Task directions:
Copy each line of the data below with the word "Alpha".

Source records:
================================

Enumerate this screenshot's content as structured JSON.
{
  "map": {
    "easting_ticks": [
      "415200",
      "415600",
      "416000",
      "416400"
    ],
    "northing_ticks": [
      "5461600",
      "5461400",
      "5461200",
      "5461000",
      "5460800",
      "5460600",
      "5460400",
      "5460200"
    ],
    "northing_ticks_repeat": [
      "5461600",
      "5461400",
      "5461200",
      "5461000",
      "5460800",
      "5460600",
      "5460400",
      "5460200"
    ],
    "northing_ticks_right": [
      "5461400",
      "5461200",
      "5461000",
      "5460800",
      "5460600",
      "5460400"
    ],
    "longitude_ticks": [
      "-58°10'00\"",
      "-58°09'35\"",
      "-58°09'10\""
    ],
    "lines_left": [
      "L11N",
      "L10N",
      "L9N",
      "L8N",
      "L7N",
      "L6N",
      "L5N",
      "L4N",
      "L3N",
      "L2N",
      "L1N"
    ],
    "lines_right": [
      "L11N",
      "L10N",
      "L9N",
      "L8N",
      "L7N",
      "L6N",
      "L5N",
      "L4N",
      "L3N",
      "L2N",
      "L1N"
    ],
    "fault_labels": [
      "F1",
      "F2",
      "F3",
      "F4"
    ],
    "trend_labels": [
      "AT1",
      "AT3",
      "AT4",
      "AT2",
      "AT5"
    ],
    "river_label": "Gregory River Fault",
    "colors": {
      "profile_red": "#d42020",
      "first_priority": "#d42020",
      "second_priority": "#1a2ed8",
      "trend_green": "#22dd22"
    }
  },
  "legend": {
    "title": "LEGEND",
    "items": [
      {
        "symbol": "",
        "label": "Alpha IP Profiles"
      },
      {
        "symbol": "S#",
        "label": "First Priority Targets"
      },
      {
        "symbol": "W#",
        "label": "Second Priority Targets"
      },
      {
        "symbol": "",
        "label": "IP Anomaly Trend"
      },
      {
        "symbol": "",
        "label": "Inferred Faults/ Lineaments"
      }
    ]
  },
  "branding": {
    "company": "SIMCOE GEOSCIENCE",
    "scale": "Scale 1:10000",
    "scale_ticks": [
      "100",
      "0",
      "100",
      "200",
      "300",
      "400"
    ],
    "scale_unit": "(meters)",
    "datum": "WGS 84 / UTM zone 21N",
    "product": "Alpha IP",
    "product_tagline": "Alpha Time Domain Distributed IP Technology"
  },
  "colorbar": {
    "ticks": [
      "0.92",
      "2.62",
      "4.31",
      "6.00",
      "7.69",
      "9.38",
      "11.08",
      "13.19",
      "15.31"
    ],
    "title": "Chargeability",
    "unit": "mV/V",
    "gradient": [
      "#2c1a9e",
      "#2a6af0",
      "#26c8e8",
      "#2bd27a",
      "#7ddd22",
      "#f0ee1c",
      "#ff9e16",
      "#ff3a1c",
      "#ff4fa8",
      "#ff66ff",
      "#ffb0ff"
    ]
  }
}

================================

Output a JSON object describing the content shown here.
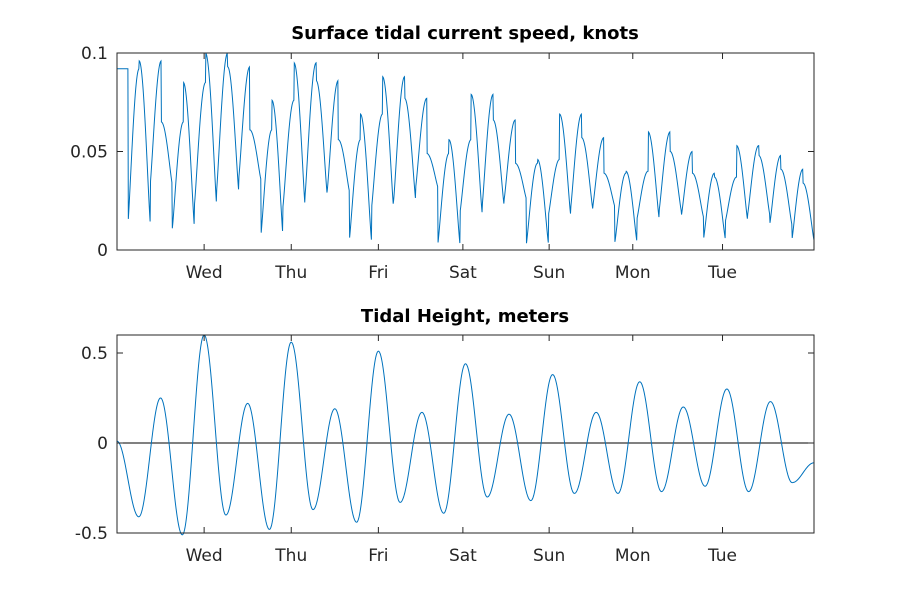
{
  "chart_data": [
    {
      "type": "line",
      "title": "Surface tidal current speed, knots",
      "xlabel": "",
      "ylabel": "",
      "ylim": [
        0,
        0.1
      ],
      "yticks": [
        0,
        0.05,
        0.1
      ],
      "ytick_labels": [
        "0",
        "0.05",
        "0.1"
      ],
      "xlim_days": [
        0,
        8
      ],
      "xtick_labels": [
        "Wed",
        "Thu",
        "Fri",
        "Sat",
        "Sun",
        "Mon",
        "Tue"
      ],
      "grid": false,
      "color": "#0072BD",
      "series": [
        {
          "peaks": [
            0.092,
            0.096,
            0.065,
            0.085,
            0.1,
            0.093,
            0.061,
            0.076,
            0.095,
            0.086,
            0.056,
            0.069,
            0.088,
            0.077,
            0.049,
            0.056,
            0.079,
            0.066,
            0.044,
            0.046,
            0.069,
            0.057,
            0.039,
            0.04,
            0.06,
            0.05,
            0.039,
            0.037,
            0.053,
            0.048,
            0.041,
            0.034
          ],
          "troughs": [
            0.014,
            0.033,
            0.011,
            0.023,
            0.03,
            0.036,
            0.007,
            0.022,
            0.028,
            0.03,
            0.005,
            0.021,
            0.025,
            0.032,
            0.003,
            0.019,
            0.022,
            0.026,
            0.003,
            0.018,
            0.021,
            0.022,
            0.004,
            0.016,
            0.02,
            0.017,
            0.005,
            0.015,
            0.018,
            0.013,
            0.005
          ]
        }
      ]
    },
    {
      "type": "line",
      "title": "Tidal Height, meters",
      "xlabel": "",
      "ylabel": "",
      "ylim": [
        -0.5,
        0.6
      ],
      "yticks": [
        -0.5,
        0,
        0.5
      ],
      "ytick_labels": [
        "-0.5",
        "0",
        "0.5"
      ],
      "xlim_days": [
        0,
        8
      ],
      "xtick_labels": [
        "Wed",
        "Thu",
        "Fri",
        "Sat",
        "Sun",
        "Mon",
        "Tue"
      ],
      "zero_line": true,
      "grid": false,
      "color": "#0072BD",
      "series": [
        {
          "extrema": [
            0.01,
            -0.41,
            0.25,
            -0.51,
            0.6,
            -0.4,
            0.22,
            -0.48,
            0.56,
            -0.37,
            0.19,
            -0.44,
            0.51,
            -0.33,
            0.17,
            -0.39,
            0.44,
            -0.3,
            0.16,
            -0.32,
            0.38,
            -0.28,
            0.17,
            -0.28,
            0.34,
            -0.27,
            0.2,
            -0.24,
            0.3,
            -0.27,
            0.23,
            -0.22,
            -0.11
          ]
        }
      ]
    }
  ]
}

================================

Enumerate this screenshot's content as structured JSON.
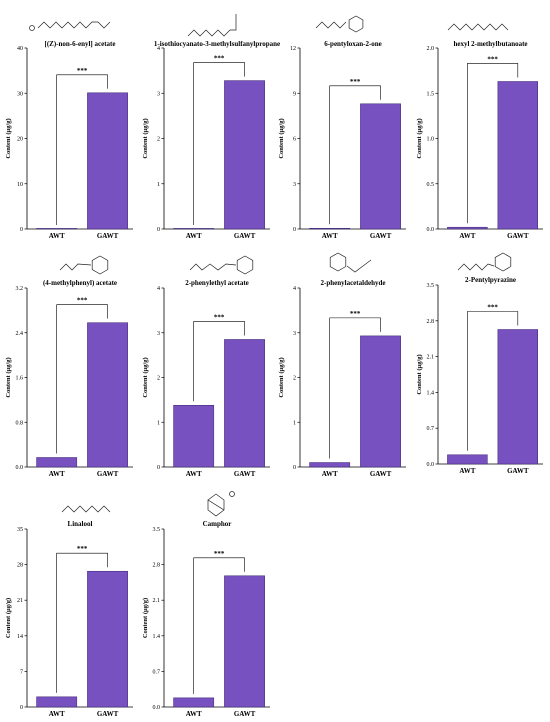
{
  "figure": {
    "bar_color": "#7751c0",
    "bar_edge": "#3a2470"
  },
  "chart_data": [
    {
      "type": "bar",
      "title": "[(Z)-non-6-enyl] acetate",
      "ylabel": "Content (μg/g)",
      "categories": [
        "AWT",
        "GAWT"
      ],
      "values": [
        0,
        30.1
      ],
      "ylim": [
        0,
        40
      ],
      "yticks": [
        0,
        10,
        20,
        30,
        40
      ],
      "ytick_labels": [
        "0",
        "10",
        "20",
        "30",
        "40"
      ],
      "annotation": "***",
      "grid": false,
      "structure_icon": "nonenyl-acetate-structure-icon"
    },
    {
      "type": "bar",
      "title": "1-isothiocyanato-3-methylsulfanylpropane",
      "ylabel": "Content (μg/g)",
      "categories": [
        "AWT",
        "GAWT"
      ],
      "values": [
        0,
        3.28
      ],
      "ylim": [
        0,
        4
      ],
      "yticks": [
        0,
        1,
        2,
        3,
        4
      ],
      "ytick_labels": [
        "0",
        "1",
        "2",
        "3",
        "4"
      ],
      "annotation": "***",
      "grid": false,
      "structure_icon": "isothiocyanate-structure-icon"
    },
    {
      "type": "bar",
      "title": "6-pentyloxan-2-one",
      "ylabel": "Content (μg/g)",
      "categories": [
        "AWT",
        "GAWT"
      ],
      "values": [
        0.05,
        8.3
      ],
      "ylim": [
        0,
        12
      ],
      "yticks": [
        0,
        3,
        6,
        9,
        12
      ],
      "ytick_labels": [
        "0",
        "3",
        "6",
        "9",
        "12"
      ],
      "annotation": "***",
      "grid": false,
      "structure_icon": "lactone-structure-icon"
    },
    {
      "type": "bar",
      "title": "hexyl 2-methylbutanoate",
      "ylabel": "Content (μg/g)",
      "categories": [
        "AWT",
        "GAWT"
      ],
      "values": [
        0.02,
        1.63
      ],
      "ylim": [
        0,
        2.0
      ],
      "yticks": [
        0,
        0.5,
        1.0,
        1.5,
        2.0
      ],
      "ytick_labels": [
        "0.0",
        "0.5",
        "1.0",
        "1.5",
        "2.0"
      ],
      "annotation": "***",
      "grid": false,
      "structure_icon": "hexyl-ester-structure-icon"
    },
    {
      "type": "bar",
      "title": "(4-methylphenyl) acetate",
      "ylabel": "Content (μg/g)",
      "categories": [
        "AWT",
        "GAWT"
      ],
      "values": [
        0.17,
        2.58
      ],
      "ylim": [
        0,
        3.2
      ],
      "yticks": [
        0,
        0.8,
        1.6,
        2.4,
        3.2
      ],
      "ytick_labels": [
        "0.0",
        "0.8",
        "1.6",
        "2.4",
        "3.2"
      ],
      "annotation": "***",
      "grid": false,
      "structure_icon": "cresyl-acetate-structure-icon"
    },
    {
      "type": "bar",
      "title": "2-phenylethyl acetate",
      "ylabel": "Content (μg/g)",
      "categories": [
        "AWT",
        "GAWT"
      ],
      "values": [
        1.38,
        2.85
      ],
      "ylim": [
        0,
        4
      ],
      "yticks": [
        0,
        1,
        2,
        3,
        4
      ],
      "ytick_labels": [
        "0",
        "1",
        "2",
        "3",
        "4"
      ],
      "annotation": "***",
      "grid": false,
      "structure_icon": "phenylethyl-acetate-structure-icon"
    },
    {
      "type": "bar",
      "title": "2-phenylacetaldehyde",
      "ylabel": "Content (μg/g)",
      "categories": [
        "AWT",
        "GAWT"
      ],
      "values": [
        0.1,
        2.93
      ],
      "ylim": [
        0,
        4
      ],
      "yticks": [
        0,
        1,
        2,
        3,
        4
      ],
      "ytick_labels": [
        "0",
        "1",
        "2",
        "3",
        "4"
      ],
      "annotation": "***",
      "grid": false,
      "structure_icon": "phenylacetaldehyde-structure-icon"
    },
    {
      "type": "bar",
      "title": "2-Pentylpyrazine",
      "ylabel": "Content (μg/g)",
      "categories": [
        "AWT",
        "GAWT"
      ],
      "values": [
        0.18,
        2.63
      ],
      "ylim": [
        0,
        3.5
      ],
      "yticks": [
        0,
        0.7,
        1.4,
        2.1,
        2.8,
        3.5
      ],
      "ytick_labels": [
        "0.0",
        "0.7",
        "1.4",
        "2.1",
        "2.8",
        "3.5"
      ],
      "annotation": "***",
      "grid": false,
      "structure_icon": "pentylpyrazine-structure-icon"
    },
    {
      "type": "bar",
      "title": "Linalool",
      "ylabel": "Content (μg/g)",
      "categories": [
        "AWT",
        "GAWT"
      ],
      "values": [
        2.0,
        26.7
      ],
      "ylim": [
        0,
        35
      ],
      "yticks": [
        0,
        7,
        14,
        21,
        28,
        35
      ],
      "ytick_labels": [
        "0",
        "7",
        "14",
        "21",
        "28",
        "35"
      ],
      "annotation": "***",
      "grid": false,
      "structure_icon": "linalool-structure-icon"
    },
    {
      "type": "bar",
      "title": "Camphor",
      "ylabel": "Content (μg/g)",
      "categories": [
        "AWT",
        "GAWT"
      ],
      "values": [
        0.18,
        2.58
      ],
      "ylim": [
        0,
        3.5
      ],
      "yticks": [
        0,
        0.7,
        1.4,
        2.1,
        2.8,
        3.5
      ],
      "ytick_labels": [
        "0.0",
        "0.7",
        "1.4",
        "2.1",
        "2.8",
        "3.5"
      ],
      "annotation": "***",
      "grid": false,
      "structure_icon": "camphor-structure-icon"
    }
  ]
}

================================

Exercise result:
        "label": "Alpha IP Profiles"
    "product": "Alpha IP",
    "product_tagline": "Alpha Time Domain Distributed IP Technology"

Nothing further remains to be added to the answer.